Exercise directions: Retype all of the entries word for word.

^^^^^^^^^^^^^^^^

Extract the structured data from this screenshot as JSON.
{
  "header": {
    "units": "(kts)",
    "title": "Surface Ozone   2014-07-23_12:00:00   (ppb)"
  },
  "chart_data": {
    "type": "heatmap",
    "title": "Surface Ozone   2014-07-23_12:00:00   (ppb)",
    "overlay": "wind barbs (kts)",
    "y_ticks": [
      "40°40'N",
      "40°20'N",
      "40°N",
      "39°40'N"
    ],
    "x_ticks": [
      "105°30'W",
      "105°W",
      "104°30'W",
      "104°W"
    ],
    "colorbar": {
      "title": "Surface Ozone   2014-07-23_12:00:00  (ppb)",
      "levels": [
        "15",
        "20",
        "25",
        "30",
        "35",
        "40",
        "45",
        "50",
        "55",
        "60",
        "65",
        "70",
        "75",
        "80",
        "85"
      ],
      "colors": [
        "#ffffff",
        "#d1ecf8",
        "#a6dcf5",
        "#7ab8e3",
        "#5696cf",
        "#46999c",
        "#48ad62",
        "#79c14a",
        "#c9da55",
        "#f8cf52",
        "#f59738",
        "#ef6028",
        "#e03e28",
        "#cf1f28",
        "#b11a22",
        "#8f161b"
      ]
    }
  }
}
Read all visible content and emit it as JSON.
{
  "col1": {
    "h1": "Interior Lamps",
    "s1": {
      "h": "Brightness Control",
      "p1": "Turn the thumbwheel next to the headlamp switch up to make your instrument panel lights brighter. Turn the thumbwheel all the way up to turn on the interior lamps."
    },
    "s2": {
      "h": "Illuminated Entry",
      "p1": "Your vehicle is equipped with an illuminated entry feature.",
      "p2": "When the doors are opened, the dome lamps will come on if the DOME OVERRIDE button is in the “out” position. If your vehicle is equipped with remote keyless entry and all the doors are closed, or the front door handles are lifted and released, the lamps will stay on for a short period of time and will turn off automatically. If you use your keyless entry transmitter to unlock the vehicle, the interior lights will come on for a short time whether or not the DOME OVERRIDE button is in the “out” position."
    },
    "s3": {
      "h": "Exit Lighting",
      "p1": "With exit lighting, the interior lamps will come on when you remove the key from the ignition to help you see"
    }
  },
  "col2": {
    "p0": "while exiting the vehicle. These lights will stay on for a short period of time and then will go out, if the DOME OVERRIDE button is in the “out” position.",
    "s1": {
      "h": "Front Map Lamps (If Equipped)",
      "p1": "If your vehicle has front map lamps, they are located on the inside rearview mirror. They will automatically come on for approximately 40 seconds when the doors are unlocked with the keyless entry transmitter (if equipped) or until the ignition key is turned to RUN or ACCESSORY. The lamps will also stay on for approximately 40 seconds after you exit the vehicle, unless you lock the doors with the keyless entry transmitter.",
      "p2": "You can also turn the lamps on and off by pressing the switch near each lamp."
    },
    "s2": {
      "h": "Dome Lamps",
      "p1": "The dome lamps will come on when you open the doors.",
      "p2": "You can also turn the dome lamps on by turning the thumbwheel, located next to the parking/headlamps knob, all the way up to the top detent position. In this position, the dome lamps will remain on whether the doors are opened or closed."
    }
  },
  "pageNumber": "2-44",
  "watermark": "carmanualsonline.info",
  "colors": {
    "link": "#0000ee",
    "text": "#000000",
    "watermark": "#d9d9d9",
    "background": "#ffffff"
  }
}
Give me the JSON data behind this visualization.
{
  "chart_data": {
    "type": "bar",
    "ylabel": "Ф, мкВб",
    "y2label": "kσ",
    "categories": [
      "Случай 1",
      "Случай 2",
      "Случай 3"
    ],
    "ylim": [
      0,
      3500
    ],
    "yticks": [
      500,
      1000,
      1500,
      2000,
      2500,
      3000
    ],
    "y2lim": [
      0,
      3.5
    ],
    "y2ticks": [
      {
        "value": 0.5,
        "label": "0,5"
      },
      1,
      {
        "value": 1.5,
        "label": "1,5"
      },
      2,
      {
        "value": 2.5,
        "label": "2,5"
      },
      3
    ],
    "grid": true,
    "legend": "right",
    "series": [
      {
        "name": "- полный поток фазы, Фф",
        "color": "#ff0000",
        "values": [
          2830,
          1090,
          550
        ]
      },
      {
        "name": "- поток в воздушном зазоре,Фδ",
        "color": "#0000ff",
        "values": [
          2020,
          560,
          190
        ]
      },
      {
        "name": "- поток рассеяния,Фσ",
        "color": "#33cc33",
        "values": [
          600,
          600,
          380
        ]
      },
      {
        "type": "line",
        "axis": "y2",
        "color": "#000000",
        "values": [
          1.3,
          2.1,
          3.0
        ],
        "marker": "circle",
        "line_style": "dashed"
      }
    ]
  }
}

^^^^^^^^^^^^^^^^

Correct response:
Extract the structured data from this screenshot as JSON.
{
  "header": {
    "units": "(kts)",
    "title": "Surface Ozone   2014-07-23_12:00:00   (ppb)"
  },
  "chart_data": {
    "type": "heatmap",
    "title": "Surface Ozone   2014-07-23_12:00:00   (ppb)",
    "overlay": "wind barbs (kts)",
    "y_ticks": [
      "40°40'N",
      "40°20'N",
      "40°N",
      "39°40'N"
    ],
    "x_ticks": [
      "105°30'W",
      "105°W",
      "104°30'W",
      "104°W"
    ],
    "colorbar": {
      "title": "Surface Ozone   2014-07-23_12:00:00  (ppb)",
      "levels": [
        "15",
        "20",
        "25",
        "30",
        "35",
        "40",
        "45",
        "50",
        "55",
        "60",
        "65",
        "70",
        "75",
        "80",
        "85"
      ],
      "colors": [
        "#ffffff",
        "#d1ecf8",
        "#a6dcf5",
        "#7ab8e3",
        "#5696cf",
        "#46999c",
        "#48ad62",
        "#79c14a",
        "#c9da55",
        "#f8cf52",
        "#f59738",
        "#ef6028",
        "#e03e28",
        "#cf1f28",
        "#b11a22",
        "#8f161b"
      ]
    }
  }
}
Read all visible content and emit it as JSON.
{
  "col1": {
    "h1": "Interior Lamps",
    "s1": {
      "h": "Brightness Control",
      "p1": "Turn the thumbwheel next to the headlamp switch up to make your instrument panel lights brighter. Turn the thumbwheel all the way up to turn on the interior lamps."
    },
    "s2": {
      "h": "Illuminated Entry",
      "p1": "Your vehicle is equipped with an illuminated entry feature.",
      "p2": "When the doors are opened, the dome lamps will come on if the DOME OVERRIDE button is in the “out” position. If your vehicle is equipped with remote keyless entry and all the doors are closed, or the front door handles are lifted and released, the lamps will stay on for a short period of time and will turn off automatically. If you use your keyless entry transmitter to unlock the vehicle, the interior lights will come on for a short time whether or not the DOME OVERRIDE button is in the “out” position."
    },
    "s3": {
      "h": "Exit Lighting",
      "p1": "With exit lighting, the interior lamps will come on when you remove the key from the ignition to help you see"
    }
  },
  "col2": {
    "p0": "while exiting the vehicle. These lights will stay on for a short period of time and then will go out, if the DOME OVERRIDE button is in the “out” position.",
    "s1": {
      "h": "Front Map Lamps (If Equipped)",
      "p1": "If your vehicle has front map lamps, they are located on the inside rearview mirror. They will automatically come on for approximately 40 seconds when the doors are unlocked with the keyless entry transmitter (if equipped) or until the ignition key is turned to RUN or ACCESSORY. The lamps will also stay on for approximately 40 seconds after you exit the vehicle, unless you lock the doors with the keyless entry transmitter.",
      "p2": "You can also turn the lamps on and off by pressing the switch near each lamp."
    },
    "s2": {
      "h": "Dome Lamps",
      "p1": "The dome lamps will come on when you open the doors.",
      "p2": "You can also turn the dome lamps on by turning the thumbwheel, located next to the parking/headlamps knob, all the way up to the top detent position. In this position, the dome lamps will remain on whether the doors are opened or closed."
    }
  },
  "pageNumber": "2-44",
  "watermark": "carmanualsonline.info",
  "colors": {
    "link": "#0000ee",
    "text": "#000000",
    "watermark": "#d9d9d9",
    "background": "#ffffff"
  }
}
Give me the JSON data behind this visualization.
{
  "chart_data": {
    "type": "bar",
    "ylabel": "Ф, мкВб",
    "y2label": "kσ",
    "categories": [
      "Случай 1",
      "Случай 2",
      "Случай 3"
    ],
    "ylim": [
      0,
      3500
    ],
    "yticks": [
      500,
      1000,
      1500,
      2000,
      2500,
      3000
    ],
    "y2lim": [
      0,
      3.5
    ],
    "y2ticks": [
      {
        "value": 0.5,
        "label": "0,5"
      },
      1,
      {
        "value": 1.5,
        "label": "1,5"
      },
      2,
      {
        "value": 2.5,
        "label": "2,5"
      },
      3
    ],
    "grid": true,
    "legend": "right",
    "series": [
      {
        "name": "- полный поток фазы, Фф",
        "color": "#ff0000",
        "values": [
          2830,
          1090,
          550
        ]
      },
      {
        "name": "- поток в воздушном зазоре,Фδ",
        "color": "#0000ff",
        "values": [
          2020,
          560,
          190
        ]
      },
      {
        "name": "- поток рассеяния,Фσ",
        "color": "#33cc33",
        "values": [
          600,
          600,
          380
        ]
      },
      {
        "type": "line",
        "axis": "y2",
        "color": "#000000",
        "values": [
          1.3,
          2.1,
          3.0
        ],
        "marker": "circle",
        "line_style": "dashed"
      }
    ]
  }
}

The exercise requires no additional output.